**TASK DIRECTIONS**:
Copy out each line of the data holding "this".

# START OF SUPPLIED DATA

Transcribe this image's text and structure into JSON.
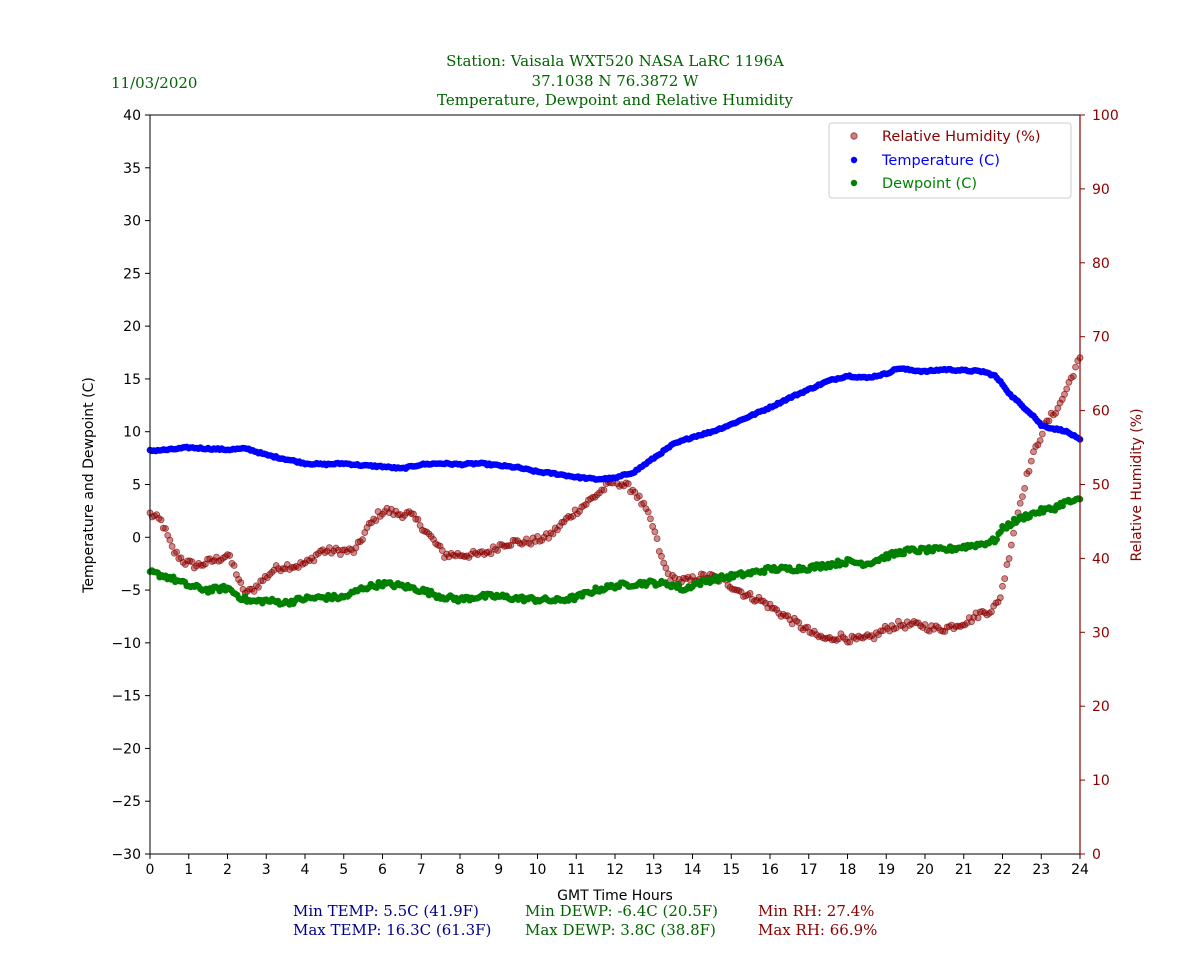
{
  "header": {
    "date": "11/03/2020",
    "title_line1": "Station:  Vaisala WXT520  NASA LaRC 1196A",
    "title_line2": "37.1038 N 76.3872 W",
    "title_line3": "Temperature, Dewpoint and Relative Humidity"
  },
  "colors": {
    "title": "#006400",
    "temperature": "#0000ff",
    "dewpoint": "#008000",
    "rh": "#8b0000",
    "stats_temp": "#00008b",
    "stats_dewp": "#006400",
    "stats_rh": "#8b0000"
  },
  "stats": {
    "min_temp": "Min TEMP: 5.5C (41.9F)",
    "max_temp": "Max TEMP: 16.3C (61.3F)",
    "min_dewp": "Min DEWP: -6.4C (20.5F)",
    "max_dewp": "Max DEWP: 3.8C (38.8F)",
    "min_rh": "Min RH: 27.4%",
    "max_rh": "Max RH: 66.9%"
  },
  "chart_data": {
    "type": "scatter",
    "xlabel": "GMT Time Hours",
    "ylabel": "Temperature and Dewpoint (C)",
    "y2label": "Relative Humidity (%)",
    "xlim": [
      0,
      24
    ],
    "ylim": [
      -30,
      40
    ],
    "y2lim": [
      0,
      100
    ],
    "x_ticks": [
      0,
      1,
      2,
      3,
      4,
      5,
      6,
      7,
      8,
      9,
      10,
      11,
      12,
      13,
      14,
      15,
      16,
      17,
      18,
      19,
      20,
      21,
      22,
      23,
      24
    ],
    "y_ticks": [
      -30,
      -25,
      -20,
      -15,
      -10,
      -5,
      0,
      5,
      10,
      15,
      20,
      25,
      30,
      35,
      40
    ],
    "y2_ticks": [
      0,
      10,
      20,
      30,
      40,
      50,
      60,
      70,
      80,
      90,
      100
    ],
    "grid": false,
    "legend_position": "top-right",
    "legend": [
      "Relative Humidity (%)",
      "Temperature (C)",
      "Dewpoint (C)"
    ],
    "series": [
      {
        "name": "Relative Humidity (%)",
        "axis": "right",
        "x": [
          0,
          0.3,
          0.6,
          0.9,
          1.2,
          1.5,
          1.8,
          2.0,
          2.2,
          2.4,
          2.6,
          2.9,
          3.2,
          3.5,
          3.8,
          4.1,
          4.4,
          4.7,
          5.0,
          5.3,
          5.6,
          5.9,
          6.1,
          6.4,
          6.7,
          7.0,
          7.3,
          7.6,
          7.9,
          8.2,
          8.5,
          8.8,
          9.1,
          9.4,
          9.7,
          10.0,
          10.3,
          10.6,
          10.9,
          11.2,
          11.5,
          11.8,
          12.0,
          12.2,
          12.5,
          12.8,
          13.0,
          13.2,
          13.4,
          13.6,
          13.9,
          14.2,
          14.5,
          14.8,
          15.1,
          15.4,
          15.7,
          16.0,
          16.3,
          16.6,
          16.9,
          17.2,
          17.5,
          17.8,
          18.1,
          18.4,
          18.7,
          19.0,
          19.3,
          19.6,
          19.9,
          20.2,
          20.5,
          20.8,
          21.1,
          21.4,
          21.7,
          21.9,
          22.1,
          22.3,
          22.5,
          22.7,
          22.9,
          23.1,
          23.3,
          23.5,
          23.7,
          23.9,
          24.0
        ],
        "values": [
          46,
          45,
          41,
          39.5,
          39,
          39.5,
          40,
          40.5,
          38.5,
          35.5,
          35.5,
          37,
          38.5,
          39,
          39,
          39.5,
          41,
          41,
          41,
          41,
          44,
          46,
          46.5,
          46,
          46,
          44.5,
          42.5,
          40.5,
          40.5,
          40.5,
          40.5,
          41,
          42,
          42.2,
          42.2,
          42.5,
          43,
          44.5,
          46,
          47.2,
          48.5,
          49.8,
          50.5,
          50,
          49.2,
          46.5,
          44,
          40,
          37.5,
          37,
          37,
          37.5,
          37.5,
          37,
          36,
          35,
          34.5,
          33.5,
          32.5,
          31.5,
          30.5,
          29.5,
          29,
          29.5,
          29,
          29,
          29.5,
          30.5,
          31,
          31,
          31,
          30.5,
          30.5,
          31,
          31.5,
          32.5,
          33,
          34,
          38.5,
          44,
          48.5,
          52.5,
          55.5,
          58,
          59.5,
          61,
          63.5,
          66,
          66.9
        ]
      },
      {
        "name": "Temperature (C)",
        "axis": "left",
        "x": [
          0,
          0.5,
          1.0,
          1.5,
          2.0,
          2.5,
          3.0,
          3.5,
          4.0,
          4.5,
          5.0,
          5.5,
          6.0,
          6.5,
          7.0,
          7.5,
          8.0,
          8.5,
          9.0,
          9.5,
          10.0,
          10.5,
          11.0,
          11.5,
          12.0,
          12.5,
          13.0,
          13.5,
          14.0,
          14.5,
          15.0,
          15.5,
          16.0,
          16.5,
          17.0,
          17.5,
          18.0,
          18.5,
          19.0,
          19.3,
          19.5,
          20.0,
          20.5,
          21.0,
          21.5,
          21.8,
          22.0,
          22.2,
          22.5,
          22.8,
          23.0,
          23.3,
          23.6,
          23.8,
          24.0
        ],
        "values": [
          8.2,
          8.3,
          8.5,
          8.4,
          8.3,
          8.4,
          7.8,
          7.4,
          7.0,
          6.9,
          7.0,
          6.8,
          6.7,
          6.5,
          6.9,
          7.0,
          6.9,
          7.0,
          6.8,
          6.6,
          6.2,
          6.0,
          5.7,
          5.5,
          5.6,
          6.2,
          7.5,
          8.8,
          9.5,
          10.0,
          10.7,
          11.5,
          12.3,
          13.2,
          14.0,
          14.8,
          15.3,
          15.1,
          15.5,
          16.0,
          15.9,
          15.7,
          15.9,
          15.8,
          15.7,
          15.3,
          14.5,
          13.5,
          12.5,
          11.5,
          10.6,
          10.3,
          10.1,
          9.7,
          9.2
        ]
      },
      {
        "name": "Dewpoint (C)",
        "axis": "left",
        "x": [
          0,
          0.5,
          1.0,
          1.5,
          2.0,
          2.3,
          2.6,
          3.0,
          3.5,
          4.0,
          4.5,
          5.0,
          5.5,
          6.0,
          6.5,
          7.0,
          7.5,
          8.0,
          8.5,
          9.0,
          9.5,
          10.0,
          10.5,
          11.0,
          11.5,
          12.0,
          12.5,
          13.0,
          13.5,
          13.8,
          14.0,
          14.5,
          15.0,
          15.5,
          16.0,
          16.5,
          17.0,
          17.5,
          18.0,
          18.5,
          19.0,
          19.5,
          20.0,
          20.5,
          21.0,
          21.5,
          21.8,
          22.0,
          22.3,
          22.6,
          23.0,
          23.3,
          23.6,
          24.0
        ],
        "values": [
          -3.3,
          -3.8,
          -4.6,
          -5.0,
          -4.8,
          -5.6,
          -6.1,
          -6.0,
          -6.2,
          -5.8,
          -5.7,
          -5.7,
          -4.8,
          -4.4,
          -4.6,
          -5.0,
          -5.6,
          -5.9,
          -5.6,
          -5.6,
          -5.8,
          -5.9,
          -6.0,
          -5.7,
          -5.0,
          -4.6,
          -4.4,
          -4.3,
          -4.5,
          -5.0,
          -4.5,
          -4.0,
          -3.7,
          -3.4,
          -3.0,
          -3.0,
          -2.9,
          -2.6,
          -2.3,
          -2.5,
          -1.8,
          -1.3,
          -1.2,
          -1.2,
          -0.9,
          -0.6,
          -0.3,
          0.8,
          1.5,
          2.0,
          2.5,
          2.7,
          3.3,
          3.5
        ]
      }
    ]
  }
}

# END OF SUPPLIED DATA
# START OF SUPPLIED DATA

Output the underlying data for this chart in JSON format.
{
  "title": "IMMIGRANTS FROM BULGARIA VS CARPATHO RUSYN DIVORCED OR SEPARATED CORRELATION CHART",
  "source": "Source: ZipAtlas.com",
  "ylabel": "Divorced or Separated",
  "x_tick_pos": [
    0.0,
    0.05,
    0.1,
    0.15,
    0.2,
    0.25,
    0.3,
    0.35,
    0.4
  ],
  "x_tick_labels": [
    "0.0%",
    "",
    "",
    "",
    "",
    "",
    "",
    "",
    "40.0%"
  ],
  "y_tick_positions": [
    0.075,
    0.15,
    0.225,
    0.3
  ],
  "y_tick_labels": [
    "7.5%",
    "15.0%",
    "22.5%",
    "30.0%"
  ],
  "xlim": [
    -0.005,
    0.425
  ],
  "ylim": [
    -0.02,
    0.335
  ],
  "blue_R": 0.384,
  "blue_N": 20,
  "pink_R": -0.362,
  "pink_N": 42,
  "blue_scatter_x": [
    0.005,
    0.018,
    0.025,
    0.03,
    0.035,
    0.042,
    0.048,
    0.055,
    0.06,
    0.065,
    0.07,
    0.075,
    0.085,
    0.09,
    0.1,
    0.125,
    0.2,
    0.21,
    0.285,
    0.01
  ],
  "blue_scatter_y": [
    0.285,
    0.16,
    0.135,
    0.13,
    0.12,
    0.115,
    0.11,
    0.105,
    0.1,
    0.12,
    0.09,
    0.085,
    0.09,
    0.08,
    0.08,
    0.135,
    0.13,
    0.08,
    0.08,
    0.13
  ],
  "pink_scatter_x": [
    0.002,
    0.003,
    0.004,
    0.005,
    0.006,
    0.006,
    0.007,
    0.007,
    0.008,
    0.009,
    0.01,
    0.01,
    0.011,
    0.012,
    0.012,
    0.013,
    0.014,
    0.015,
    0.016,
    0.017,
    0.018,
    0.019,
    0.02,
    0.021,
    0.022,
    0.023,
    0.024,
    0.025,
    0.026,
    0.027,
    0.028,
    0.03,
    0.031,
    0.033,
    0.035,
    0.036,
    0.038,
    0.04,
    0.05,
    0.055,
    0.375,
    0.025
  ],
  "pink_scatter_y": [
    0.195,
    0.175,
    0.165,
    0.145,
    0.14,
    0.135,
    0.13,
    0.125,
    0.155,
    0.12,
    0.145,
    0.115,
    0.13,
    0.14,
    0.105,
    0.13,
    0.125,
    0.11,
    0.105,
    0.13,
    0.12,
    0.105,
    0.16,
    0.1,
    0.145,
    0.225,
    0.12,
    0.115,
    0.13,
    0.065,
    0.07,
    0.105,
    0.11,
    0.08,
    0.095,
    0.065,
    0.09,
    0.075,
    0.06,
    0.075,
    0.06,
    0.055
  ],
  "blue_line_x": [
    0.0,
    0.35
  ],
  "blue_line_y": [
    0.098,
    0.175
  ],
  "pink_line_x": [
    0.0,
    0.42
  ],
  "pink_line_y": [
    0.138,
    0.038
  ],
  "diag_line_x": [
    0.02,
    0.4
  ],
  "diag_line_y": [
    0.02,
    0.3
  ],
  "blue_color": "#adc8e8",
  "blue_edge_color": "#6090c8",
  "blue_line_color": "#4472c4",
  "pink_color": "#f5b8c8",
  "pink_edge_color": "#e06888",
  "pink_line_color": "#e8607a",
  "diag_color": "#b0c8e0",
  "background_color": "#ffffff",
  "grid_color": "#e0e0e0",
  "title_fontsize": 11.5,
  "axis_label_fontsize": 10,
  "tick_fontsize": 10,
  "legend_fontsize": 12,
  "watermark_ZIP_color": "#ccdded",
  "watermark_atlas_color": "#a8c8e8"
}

# END OF SUPPLIED DATA

**IN RESPONSE**:
Transcribe this image's text and structure into JSON.
Output the underlying data for this chart in JSON format.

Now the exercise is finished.